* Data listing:
-*-
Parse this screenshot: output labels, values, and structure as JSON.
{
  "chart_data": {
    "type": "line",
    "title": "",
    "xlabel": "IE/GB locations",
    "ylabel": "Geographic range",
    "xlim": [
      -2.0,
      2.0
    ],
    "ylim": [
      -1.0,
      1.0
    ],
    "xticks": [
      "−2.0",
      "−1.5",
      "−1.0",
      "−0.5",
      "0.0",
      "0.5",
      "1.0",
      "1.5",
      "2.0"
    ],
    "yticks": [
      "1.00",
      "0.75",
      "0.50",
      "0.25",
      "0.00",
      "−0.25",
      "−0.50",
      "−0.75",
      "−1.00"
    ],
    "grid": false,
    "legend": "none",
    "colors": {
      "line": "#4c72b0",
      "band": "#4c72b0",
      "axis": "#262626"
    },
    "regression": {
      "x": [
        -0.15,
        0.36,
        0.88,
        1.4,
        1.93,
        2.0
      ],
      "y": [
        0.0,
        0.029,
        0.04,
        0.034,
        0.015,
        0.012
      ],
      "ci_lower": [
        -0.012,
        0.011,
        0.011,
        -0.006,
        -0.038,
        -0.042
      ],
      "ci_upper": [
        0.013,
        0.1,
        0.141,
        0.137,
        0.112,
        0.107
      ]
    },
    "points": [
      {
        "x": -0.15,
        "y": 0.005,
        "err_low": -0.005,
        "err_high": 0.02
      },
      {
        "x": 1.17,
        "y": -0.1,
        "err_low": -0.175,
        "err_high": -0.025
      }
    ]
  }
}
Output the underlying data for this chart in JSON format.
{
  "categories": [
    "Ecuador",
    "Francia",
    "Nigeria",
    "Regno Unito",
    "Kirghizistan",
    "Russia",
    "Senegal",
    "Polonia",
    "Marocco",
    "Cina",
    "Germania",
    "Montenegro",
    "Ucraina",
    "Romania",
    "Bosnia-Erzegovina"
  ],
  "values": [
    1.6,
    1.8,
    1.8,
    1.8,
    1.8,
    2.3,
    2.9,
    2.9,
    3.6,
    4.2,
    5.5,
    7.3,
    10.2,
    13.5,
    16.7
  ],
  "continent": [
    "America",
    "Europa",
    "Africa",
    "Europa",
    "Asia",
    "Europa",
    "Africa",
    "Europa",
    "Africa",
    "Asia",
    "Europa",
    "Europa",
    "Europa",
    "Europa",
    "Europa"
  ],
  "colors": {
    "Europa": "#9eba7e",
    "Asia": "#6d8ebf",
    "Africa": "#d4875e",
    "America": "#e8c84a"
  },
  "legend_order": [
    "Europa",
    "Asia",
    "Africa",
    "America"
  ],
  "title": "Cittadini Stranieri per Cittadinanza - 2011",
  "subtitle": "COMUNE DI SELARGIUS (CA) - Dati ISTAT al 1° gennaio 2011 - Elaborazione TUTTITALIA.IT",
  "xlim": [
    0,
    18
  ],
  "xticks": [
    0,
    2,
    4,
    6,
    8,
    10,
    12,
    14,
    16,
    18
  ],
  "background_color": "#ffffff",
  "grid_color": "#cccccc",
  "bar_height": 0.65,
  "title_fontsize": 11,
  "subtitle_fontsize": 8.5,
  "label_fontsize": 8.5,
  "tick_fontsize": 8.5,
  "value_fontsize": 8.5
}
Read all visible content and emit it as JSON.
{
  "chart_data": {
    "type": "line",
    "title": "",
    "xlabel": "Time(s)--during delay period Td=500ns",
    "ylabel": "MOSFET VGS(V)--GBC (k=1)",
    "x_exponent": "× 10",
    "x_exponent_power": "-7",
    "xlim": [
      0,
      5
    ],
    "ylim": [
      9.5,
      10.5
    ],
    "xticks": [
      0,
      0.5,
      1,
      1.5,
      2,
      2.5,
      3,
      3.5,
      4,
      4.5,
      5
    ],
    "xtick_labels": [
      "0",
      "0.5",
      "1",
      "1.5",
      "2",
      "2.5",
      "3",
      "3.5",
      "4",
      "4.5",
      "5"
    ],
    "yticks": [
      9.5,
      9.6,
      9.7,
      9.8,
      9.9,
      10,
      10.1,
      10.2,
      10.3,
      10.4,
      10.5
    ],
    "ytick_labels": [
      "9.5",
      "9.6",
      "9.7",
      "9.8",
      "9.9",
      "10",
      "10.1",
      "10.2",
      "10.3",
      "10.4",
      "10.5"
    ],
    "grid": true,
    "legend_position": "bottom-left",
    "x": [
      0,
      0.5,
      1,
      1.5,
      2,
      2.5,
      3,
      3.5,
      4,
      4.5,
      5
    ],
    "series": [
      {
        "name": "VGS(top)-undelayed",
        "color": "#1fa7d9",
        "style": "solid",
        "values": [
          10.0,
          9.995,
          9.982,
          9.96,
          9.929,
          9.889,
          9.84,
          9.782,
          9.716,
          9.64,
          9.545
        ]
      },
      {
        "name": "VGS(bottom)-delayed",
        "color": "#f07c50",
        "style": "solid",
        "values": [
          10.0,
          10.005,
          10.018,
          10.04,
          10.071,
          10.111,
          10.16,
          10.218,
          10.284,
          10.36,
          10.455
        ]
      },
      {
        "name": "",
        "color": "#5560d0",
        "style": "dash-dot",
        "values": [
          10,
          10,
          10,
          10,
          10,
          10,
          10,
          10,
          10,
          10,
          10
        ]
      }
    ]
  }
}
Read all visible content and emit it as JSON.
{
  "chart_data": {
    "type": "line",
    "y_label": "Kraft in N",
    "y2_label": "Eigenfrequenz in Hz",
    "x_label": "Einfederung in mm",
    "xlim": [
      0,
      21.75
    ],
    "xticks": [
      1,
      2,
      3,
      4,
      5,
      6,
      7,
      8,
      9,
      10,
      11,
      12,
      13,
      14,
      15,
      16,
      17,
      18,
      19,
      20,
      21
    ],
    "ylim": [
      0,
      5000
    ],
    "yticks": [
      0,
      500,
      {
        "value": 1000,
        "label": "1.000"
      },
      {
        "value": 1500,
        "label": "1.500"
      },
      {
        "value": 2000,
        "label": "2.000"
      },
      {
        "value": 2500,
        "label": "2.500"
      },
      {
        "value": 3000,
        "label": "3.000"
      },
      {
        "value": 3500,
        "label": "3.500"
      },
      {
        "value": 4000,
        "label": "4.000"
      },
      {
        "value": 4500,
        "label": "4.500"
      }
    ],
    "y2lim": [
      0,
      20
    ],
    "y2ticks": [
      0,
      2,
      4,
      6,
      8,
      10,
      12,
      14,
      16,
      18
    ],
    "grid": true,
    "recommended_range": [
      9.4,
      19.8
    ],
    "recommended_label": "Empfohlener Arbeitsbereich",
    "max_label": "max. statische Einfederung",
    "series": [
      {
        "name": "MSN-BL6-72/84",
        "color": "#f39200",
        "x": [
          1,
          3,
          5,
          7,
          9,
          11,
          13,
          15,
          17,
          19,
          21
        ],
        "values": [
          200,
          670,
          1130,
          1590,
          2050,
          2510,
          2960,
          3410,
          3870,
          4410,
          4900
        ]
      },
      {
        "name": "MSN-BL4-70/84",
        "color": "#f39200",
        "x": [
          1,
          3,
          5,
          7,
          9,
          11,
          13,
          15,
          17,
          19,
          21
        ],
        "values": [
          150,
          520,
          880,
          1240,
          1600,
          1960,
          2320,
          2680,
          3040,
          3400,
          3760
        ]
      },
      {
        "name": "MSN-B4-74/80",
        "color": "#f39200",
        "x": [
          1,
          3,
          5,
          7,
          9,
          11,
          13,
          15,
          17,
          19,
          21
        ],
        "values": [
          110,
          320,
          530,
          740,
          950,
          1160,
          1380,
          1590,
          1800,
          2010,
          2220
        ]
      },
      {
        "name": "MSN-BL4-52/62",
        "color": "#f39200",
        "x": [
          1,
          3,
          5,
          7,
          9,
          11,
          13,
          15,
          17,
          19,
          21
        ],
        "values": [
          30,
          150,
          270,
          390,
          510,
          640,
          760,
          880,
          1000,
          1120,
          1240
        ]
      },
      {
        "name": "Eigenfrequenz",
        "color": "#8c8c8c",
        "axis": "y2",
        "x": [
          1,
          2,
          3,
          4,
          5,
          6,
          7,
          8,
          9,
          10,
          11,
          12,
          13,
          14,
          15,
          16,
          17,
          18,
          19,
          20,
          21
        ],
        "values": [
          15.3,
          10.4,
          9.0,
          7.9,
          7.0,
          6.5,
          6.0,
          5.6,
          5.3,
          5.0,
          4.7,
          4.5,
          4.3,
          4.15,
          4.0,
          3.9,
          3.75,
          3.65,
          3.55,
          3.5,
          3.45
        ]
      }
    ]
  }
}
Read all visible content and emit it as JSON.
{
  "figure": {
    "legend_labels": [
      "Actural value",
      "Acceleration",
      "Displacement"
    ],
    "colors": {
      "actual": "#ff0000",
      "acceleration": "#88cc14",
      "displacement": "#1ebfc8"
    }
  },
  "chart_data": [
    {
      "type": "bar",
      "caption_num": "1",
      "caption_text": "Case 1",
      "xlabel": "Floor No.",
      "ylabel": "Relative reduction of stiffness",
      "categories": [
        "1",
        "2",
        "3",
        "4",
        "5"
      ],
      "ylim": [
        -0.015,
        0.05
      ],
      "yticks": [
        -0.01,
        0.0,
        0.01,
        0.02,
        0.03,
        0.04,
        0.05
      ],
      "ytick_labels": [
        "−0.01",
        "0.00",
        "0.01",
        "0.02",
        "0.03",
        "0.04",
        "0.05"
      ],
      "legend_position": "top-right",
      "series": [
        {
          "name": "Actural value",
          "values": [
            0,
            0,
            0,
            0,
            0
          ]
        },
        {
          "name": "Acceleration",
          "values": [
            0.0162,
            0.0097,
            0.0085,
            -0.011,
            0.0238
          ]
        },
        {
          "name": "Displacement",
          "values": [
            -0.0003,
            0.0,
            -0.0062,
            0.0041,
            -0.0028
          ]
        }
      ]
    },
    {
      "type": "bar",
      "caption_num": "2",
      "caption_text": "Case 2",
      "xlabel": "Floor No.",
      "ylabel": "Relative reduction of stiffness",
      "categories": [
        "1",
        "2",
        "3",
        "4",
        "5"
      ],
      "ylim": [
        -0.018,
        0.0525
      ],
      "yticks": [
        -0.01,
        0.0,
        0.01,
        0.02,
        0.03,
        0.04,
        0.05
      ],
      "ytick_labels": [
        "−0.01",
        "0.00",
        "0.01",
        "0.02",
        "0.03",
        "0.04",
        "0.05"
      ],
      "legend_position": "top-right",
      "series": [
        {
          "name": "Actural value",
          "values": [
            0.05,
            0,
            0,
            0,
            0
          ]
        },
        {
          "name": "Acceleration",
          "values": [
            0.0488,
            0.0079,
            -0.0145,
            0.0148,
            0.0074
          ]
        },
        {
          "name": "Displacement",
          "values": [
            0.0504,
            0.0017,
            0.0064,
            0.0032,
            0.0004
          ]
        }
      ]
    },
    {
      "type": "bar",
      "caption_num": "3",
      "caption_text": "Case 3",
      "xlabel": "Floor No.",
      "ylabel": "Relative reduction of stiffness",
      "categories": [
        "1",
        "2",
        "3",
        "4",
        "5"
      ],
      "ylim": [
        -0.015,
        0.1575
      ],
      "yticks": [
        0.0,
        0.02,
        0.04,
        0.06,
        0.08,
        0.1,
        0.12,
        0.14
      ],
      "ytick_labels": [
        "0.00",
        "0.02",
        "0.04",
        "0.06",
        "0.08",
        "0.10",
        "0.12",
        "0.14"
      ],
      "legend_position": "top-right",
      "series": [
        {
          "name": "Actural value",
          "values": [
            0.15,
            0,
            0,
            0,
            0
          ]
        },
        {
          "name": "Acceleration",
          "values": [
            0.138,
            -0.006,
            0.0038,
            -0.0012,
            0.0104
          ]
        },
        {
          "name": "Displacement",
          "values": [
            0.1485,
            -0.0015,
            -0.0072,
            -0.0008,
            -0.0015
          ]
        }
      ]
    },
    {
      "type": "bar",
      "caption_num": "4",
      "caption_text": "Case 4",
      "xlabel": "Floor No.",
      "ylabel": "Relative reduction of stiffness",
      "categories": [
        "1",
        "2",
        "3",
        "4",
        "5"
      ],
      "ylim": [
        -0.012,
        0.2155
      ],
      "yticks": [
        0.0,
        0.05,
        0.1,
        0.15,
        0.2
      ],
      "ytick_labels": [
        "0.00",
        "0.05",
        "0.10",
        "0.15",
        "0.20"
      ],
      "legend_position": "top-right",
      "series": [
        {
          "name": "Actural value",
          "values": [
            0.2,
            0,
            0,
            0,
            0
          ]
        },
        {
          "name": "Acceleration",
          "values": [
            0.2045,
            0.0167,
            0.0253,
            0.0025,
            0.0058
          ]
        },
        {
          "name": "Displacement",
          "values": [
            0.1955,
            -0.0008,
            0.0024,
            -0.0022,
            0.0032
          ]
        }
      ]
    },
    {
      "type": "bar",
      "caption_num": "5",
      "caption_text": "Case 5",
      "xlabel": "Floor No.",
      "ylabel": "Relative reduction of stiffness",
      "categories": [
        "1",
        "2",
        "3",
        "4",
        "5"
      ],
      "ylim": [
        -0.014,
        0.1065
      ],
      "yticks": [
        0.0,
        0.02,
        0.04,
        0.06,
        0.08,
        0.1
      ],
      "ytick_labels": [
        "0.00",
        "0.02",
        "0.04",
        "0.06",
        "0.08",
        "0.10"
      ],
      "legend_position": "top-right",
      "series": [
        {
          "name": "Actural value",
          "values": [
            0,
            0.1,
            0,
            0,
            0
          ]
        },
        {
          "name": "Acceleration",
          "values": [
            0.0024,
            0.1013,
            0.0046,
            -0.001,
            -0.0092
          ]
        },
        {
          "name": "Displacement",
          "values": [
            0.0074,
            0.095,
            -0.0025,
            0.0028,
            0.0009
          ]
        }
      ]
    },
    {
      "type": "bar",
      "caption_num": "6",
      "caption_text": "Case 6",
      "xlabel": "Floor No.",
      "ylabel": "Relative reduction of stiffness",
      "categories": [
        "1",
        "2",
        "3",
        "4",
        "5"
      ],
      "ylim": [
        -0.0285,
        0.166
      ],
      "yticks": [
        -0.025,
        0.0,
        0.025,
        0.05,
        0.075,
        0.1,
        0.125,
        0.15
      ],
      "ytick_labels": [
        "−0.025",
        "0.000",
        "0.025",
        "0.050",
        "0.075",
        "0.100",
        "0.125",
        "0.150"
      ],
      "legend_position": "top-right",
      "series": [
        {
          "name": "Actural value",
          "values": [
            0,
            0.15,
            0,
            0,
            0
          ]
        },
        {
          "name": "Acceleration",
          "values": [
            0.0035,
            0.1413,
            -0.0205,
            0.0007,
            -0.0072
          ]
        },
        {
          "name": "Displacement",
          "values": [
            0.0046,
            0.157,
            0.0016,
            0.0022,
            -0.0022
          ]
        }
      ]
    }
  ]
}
-*-
* WHAT IS REQUIRED:
Gather up every line from the listing above in which the word "Case" occurs.

* RESPONSE TO THIS TASK:
      "caption_text": "Case 1",
      "caption_text": "Case 2",
      "caption_text": "Case 3",
      "caption_text": "Case 4",
      "caption_text": "Case 5",
      "caption_text": "Case 6",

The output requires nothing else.